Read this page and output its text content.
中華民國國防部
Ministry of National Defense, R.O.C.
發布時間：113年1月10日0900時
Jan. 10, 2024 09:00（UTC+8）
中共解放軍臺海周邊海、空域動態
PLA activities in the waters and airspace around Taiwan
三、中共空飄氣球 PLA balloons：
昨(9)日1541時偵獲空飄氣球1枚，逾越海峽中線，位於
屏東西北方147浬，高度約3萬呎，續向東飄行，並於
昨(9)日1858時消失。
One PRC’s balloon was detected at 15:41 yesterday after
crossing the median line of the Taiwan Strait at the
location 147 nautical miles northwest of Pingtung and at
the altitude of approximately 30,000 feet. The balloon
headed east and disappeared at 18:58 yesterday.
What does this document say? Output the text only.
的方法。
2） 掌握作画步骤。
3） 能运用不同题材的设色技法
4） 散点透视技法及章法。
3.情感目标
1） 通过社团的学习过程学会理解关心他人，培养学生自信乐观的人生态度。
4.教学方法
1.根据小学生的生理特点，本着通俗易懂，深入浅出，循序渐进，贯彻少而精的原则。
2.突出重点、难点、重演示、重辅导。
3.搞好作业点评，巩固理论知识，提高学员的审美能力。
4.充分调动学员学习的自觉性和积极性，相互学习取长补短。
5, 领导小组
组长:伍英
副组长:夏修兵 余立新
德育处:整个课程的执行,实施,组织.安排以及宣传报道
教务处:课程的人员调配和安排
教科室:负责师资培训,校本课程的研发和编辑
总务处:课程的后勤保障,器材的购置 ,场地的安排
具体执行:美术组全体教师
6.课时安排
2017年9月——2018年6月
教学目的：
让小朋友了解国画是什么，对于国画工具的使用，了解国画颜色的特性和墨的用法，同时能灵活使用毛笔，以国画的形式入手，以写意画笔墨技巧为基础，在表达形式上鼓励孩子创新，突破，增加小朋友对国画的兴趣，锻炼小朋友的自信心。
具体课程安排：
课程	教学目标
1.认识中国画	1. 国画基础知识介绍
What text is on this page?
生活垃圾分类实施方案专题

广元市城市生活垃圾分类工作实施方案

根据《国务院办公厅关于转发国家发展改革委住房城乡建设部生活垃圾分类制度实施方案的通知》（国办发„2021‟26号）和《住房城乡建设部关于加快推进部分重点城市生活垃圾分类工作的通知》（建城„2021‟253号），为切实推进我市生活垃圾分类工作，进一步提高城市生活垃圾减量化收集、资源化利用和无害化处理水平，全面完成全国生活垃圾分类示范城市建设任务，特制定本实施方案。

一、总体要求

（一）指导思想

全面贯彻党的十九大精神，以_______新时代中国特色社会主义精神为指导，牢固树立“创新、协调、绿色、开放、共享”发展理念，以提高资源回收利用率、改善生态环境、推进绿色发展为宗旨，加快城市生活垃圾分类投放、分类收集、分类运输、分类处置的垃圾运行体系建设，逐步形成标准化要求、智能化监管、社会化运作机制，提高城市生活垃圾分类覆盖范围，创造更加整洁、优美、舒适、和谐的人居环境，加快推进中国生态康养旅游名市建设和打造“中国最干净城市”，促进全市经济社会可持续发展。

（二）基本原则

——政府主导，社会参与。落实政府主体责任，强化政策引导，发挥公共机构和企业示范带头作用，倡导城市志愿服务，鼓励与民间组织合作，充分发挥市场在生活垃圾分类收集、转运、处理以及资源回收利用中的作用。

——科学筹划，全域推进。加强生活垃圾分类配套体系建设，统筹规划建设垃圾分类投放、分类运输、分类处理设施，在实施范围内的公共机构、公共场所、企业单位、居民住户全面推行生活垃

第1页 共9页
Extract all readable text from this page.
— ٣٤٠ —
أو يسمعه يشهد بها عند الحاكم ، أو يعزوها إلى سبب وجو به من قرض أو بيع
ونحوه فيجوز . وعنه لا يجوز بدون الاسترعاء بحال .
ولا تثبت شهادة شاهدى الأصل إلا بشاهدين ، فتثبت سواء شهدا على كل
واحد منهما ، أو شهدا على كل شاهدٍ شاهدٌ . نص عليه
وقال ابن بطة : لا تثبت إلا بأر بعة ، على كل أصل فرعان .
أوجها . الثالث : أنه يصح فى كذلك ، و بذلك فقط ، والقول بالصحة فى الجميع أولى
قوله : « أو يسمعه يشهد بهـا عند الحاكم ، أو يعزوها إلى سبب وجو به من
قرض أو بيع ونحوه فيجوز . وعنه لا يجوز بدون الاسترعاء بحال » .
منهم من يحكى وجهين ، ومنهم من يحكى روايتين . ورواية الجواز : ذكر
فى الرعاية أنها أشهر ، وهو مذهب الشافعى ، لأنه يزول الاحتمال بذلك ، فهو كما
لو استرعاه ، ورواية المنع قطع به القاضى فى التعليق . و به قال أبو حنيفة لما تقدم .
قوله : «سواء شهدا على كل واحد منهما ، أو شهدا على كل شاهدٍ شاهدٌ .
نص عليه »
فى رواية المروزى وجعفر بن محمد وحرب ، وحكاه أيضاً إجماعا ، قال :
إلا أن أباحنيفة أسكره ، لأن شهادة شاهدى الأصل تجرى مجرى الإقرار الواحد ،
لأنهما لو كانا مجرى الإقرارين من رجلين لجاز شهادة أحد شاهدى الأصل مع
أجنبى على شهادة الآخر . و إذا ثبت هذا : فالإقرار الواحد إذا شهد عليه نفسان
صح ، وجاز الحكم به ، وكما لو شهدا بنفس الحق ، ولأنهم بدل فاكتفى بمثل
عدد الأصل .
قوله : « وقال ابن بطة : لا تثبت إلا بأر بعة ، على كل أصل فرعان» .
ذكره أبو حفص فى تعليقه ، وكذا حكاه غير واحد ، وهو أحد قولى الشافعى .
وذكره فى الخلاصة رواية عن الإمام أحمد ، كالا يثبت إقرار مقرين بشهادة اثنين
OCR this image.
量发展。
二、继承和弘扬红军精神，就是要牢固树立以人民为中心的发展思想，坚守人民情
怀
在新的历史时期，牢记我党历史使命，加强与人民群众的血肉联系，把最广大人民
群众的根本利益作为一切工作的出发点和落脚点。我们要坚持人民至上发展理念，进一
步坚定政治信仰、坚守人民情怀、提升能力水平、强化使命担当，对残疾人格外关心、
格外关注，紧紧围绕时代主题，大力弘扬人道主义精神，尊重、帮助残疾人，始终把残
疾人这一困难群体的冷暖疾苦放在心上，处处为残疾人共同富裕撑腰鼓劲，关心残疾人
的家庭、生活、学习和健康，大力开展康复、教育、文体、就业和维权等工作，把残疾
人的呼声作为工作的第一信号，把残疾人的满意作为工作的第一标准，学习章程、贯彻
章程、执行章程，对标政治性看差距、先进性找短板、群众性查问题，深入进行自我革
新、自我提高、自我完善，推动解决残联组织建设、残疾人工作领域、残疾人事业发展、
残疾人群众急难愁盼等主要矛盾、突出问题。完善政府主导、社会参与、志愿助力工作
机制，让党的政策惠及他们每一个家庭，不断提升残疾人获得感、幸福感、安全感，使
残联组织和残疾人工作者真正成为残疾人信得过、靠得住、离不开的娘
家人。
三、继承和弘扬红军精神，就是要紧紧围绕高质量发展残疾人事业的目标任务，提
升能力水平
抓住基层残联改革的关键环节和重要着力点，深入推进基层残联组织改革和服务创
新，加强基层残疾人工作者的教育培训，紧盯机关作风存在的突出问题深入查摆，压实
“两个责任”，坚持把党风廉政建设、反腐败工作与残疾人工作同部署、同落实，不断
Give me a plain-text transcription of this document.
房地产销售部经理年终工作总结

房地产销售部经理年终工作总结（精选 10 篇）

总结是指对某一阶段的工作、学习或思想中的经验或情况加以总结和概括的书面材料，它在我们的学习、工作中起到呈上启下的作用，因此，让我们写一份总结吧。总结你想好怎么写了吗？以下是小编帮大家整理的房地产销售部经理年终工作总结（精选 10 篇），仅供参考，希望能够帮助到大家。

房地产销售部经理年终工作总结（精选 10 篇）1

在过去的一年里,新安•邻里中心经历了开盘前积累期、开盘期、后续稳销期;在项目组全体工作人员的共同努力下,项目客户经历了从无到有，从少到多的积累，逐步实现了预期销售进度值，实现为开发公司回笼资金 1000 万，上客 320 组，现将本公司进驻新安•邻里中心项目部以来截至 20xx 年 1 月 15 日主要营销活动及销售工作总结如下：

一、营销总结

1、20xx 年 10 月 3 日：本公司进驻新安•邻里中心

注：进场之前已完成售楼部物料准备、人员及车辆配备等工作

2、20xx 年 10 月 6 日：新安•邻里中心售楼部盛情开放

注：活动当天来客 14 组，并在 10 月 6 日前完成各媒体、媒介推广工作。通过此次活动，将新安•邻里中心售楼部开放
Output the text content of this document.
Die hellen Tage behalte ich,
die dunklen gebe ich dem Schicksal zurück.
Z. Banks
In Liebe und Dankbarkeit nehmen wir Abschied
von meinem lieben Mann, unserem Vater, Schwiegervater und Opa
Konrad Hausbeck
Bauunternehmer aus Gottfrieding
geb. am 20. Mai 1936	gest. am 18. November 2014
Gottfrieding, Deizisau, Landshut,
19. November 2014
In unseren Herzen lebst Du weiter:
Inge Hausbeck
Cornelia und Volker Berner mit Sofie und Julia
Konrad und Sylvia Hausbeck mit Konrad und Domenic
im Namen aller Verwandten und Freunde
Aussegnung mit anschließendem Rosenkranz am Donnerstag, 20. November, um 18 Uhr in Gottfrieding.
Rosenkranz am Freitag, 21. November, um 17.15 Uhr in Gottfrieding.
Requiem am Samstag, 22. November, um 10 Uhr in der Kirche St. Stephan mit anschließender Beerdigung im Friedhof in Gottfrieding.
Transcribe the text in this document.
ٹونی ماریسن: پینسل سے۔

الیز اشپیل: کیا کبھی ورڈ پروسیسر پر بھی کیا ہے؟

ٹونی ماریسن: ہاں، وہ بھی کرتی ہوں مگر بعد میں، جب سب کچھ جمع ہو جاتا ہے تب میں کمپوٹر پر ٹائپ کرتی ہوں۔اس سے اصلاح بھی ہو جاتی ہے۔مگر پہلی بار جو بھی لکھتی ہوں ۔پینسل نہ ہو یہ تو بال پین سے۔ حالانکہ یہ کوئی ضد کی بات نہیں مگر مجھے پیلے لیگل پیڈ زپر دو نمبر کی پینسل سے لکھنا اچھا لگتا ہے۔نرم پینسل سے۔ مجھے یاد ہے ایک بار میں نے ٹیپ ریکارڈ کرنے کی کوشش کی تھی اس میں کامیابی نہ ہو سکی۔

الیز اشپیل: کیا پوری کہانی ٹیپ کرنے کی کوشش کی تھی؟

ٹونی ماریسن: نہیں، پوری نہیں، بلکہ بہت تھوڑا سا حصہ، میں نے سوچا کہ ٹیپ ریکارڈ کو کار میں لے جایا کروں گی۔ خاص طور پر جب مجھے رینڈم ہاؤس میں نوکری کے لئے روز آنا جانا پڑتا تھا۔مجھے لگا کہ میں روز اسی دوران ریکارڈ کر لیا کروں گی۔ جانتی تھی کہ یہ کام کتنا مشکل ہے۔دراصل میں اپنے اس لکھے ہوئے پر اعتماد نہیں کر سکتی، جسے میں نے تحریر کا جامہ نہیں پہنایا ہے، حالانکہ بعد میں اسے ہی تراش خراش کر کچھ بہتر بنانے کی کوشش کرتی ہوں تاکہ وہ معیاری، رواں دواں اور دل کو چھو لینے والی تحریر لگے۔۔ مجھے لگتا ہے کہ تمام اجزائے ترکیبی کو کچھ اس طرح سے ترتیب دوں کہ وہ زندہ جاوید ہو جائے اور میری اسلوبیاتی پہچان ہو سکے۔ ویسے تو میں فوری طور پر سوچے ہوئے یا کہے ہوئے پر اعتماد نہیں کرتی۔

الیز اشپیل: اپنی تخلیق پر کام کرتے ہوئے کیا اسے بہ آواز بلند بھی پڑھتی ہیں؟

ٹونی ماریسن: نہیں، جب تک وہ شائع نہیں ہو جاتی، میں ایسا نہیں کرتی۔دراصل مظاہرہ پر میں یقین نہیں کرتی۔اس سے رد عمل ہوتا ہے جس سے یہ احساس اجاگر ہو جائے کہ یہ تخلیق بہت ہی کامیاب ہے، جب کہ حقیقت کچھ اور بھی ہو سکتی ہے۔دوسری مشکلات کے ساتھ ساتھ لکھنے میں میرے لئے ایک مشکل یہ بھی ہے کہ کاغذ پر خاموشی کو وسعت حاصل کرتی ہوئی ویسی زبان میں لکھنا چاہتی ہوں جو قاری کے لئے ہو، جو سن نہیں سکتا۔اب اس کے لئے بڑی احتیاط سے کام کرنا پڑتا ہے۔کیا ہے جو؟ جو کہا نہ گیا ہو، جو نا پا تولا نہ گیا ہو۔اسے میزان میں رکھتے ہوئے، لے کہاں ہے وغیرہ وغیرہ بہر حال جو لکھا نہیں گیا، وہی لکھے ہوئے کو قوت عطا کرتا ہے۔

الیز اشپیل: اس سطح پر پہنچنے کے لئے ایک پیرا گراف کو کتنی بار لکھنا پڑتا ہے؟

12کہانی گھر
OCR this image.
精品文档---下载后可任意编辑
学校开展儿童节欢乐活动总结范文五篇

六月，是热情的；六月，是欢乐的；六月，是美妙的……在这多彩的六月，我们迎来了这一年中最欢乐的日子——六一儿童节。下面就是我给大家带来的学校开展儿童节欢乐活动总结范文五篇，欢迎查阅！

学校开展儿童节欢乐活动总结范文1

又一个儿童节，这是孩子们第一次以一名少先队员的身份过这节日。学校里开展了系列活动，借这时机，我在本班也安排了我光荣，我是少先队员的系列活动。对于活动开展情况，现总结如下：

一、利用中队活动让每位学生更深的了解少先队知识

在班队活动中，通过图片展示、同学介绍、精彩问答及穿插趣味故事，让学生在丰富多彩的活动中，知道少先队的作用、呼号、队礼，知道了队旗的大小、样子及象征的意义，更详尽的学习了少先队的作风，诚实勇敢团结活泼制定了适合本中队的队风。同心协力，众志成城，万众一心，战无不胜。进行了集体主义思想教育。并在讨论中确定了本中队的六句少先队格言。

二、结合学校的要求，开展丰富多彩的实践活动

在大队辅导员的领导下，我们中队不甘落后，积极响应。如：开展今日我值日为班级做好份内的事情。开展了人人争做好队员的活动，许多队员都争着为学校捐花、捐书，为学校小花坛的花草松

======

▶ _Directions for this task_
Look over the listing. Pull out every line with the string "content" in it.

▶ _Solution for this problem_
Read this page and output its text content.
Output the text content of this document.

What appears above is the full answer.